begin Input data
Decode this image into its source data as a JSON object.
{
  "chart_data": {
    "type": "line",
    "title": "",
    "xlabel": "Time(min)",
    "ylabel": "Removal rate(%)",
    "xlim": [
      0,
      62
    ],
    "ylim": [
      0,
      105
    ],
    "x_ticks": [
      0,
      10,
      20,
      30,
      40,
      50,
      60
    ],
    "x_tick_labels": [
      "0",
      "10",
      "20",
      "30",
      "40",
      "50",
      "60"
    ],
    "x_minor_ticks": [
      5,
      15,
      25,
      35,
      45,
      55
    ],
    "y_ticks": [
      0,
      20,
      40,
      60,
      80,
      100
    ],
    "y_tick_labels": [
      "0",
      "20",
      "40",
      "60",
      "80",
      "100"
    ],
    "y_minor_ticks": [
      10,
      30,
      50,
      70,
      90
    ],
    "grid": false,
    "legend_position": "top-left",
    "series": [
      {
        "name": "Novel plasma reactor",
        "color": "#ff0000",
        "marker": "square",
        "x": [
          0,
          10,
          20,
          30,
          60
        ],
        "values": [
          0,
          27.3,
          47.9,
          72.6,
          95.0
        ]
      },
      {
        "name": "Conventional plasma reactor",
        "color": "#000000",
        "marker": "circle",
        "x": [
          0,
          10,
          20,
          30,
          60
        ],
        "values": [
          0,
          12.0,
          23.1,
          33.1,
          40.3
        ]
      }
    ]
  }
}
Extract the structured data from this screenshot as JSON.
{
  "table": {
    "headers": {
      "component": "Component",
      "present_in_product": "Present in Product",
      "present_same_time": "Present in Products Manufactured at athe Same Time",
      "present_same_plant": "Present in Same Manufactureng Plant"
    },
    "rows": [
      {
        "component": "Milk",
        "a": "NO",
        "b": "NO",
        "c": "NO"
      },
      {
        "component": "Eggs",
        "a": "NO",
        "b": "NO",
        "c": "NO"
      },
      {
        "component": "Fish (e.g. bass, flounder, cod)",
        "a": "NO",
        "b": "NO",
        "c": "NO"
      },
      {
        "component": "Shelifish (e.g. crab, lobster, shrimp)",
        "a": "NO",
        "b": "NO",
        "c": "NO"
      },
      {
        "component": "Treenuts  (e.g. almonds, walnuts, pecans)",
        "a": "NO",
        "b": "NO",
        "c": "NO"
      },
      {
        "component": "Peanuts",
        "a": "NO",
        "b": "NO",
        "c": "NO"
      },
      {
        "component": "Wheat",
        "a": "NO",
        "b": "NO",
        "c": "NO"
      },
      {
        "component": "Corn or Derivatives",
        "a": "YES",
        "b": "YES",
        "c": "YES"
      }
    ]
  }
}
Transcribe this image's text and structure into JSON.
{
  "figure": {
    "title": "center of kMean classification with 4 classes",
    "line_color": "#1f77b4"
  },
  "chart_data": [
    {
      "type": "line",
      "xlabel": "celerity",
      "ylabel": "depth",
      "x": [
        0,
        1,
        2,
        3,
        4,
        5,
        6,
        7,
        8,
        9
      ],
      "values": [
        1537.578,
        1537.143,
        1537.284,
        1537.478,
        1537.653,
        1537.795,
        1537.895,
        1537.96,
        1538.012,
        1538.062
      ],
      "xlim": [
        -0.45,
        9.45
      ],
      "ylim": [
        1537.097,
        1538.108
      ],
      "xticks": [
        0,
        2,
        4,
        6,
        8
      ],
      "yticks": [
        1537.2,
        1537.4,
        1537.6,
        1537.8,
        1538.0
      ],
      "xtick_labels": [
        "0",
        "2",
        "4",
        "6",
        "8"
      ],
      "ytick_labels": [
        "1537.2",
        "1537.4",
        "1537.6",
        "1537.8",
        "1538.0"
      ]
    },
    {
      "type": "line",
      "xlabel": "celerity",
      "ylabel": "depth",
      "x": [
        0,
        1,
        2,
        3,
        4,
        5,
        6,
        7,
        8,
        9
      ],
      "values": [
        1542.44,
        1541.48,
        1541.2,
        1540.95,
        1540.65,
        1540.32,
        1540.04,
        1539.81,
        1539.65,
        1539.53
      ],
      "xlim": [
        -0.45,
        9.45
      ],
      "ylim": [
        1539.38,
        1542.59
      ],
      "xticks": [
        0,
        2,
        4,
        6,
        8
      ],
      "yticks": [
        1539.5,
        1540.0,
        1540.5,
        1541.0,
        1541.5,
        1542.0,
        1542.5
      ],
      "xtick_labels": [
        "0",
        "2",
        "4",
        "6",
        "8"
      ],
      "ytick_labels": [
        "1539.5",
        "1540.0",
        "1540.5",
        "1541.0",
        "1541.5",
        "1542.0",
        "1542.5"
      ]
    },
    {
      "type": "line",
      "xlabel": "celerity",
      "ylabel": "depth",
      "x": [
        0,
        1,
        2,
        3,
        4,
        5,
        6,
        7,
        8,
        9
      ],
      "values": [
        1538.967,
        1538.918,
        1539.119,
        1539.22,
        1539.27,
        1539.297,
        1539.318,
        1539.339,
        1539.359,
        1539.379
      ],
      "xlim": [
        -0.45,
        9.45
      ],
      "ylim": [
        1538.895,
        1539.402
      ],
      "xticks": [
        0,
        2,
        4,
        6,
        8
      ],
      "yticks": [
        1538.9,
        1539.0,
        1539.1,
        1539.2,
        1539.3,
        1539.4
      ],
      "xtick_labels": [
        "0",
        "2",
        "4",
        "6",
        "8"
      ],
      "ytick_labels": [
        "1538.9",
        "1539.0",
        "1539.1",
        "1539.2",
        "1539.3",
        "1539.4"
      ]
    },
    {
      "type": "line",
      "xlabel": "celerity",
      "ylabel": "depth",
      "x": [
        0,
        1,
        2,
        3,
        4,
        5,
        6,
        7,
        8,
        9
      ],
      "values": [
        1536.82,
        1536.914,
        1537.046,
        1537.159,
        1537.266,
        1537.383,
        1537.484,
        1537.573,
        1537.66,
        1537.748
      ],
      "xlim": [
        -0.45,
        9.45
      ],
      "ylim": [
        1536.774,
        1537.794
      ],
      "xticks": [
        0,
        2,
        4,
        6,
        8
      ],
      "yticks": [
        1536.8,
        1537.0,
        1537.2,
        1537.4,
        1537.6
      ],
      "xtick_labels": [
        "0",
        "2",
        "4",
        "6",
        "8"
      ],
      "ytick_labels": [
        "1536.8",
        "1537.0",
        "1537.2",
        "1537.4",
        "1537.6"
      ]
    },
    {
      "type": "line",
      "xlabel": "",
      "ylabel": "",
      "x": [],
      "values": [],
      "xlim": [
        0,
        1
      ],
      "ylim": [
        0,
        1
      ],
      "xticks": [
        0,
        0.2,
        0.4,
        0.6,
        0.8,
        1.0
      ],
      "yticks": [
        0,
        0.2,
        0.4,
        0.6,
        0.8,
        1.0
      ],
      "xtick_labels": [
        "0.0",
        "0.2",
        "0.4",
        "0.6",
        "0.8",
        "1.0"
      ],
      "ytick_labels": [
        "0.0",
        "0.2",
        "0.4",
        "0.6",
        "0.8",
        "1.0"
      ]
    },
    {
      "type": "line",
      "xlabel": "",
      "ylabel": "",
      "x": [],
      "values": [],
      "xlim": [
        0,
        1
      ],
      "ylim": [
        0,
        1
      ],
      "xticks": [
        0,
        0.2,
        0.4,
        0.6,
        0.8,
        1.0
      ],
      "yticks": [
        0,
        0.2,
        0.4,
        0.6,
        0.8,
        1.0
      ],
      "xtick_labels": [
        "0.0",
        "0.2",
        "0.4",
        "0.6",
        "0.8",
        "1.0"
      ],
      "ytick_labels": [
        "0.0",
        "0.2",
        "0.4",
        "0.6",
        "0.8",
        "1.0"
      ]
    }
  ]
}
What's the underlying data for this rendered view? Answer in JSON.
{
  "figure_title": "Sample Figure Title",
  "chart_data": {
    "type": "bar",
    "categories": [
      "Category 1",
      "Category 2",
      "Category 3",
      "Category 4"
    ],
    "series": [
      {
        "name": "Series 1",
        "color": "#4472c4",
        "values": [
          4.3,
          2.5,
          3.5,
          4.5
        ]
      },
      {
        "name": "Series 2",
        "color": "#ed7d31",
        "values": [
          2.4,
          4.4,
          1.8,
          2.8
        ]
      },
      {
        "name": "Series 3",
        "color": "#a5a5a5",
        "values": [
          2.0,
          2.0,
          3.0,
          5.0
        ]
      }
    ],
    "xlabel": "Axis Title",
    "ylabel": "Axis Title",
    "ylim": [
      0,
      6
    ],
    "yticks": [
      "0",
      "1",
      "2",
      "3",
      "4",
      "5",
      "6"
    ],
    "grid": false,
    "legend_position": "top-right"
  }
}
end Input data
• Requirement: Of the lines above, how many hold the string "this"? Answer with only the number.

• The response: 4